Dataset listings of figures
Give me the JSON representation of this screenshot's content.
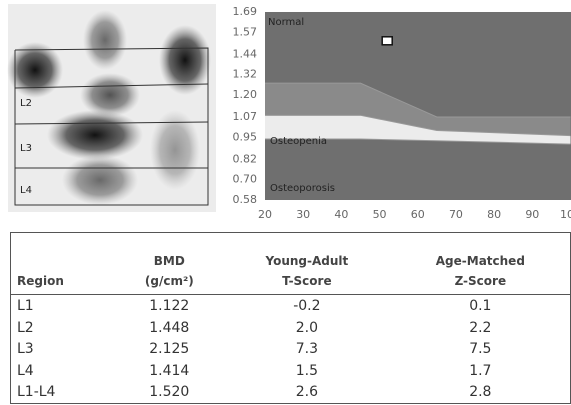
{
  "chart_data": {
    "type": "scatter",
    "x": [
      52
    ],
    "values": [
      1.52
    ],
    "color": "#ffffff",
    "xlim": [
      20,
      100
    ],
    "xticks": [
      20,
      30,
      40,
      50,
      60,
      70,
      80,
      90,
      100
    ],
    "ylim": [
      0.58,
      1.69
    ],
    "yticks": [
      0.58,
      {
        "value": 0.7,
        "label": "0.70"
      },
      0.82,
      0.95,
      1.07,
      {
        "value": 1.2,
        "label": "1.20"
      },
      1.32,
      1.44,
      1.57,
      1.69
    ],
    "boundaries": [
      {
        "x": [
          20,
          45,
          65,
          100
        ],
        "y": [
          1.27,
          1.27,
          1.07,
          1.07
        ]
      },
      {
        "x": [
          20,
          45,
          65,
          100
        ],
        "y": [
          1.08,
          1.08,
          0.99,
          0.96
        ]
      },
      {
        "x": [
          20,
          45,
          65,
          100
        ],
        "y": [
          0.94,
          0.94,
          0.93,
          0.91
        ]
      }
    ],
    "annotations": [
      "Normal",
      "Osteopenia",
      "Osteoporosis"
    ]
  },
  "scan_labels": [
    "L2",
    "L3",
    "L4"
  ],
  "table": {
    "header": [
      [
        "Region"
      ],
      [
        "BMD",
        "(g/cm²)"
      ],
      [
        "Young-Adult",
        "T-Score"
      ],
      [
        "Age-Matched",
        "Z-Score"
      ]
    ],
    "rows": [
      [
        "L1",
        "1.122",
        "-0.2",
        "0.1"
      ],
      [
        "L2",
        "1.448",
        "2.0",
        "2.2"
      ],
      [
        "L3",
        "2.125",
        "7.3",
        "7.5"
      ],
      [
        "L4",
        "1.414",
        "1.5",
        "1.7"
      ],
      [
        "L1-L4",
        "1.520",
        "2.6",
        "2.8"
      ]
    ]
  }
}
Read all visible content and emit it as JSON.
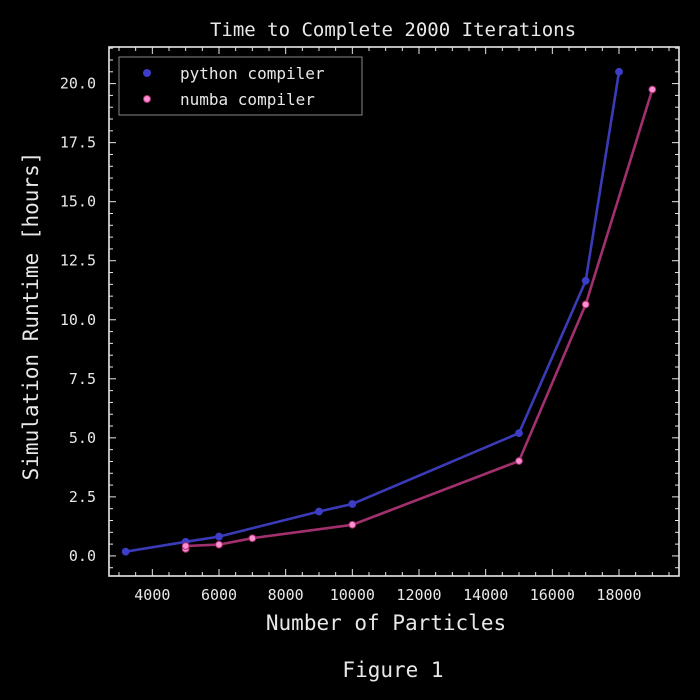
{
  "chart_data": {
    "type": "line",
    "title": "Time to Complete 2000 Iterations",
    "xlabel": "Number of Particles",
    "ylabel": "Simulation Runtime [hours]",
    "caption": "Figure 1",
    "xlim": [
      2700,
      19800
    ],
    "ylim": [
      -0.85,
      21.55
    ],
    "xticks": [
      4000,
      6000,
      8000,
      10000,
      12000,
      14000,
      16000,
      18000
    ],
    "xtick_labels": [
      "4000",
      "6000",
      "8000",
      "10000",
      "12000",
      "14000",
      "16000",
      "18000"
    ],
    "x_minor_step": 500,
    "yticks": [
      0.0,
      2.5,
      5.0,
      7.5,
      10.0,
      12.5,
      15.0,
      17.5,
      20.0
    ],
    "ytick_labels": [
      "0.0",
      "2.5",
      "5.0",
      "7.5",
      "10.0",
      "12.5",
      "15.0",
      "17.5",
      "20.0"
    ],
    "y_minor_step": 0.5,
    "grid": false,
    "legend_position": "top-left",
    "series": [
      {
        "name": "python compiler",
        "line_color": "#3b3bb8",
        "marker_color": "#3d3dc8",
        "marker_edge": "#3d3dc8",
        "x": [
          3200,
          5000,
          6000,
          9000,
          10000,
          15000,
          17000,
          18000
        ],
        "y": [
          0.18,
          0.6,
          0.82,
          1.88,
          2.2,
          5.2,
          11.65,
          20.5
        ]
      },
      {
        "name": "numba compiler",
        "line_color": "#a3306e",
        "marker_color": "#ff8fd0",
        "marker_edge": "#a3306e",
        "x": [
          5000,
          5000,
          6000,
          7000,
          10000,
          15000,
          17000,
          19000
        ],
        "y": [
          0.3,
          0.42,
          0.48,
          0.75,
          1.32,
          4.02,
          10.65,
          19.75
        ]
      }
    ],
    "colors": {
      "background": "#000000",
      "axes": "#e8e8e8",
      "text": "#e8e8e8",
      "legend_border": "#888888"
    }
  }
}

(Requirement)
Beginning with the line that contains "Read all visible content and emit it as JSON." in the data above, please copy each line exactly until the last line, both ends included, skipping any pictures.

(The completed task)
Read all visible content and emit it as JSON.
{
  "chart_data": {
    "type": "line",
    "title": "Time to Complete 2000 Iterations",
    "xlabel": "Number of Particles",
    "ylabel": "Simulation Runtime [hours]",
    "caption": "Figure 1",
    "xlim": [
      2700,
      19800
    ],
    "ylim": [
      -0.85,
      21.55
    ],
    "xticks": [
      4000,
      6000,
      8000,
      10000,
      12000,
      14000,
      16000,
      18000
    ],
    "xtick_labels": [
      "4000",
      "6000",
      "8000",
      "10000",
      "12000",
      "14000",
      "16000",
      "18000"
    ],
    "x_minor_step": 500,
    "yticks": [
      0.0,
      2.5,
      5.0,
      7.5,
      10.0,
      12.5,
      15.0,
      17.5,
      20.0
    ],
    "ytick_labels": [
      "0.0",
      "2.5",
      "5.0",
      "7.5",
      "10.0",
      "12.5",
      "15.0",
      "17.5",
      "20.0"
    ],
    "y_minor_step": 0.5,
    "grid": false,
    "legend_position": "top-left",
    "series": [
      {
        "name": "python compiler",
        "line_color": "#3b3bb8",
        "marker_color": "#3d3dc8",
        "marker_edge": "#3d3dc8",
        "x": [
          3200,
          5000,
          6000,
          9000,
          10000,
          15000,
          17000,
          18000
        ],
        "y": [
          0.18,
          0.6,
          0.82,
          1.88,
          2.2,
          5.2,
          11.65,
          20.5
        ]
      },
      {
        "name": "numba compiler",
        "line_color": "#a3306e",
        "marker_color": "#ff8fd0",
        "marker_edge": "#a3306e",
        "x": [
          5000,
          5000,
          6000,
          7000,
          10000,
          15000,
          17000,
          19000
        ],
        "y": [
          0.3,
          0.42,
          0.48,
          0.75,
          1.32,
          4.02,
          10.65,
          19.75
        ]
      }
    ],
    "colors": {
      "background": "#000000",
      "axes": "#e8e8e8",
      "text": "#e8e8e8",
      "legend_border": "#888888"
    }
  }
}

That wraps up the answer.